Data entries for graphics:
──────────────────────────────
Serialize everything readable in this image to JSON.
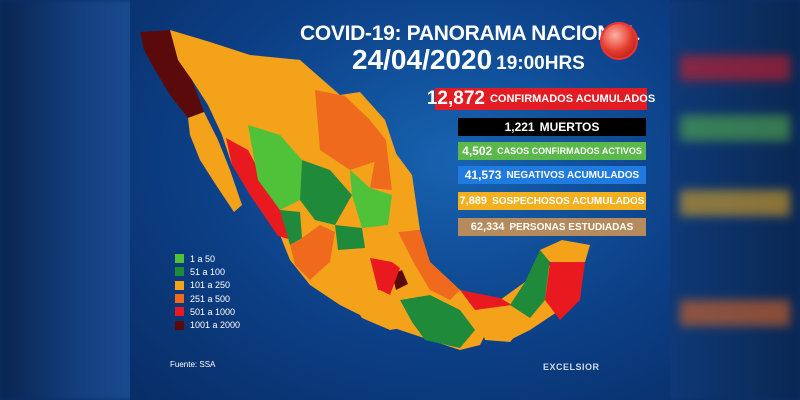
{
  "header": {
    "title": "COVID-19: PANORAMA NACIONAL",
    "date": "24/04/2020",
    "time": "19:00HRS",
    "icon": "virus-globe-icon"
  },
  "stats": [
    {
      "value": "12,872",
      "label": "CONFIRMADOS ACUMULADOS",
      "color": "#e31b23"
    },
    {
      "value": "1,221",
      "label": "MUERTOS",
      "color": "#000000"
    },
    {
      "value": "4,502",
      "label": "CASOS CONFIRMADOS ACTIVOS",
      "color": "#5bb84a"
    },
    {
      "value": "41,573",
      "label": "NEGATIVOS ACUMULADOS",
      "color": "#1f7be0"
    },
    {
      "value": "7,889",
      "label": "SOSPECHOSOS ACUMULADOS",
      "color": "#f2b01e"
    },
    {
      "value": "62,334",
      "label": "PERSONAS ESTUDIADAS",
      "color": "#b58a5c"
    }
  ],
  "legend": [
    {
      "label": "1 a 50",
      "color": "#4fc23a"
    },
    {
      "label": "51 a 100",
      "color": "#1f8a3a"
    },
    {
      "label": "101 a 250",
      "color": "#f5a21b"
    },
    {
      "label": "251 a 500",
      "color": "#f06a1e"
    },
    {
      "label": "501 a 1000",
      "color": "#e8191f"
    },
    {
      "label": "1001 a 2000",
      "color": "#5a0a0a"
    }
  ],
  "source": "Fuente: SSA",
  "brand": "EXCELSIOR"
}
──────────────────────────────
The lines to return are those in the entries above that hold "CONFIRMADOS".

> **RESPONSE TO THE TASK**
      "label": "CONFIRMADOS ACUMULADOS",
      "label": "CASOS CONFIRMADOS ACTIVOS",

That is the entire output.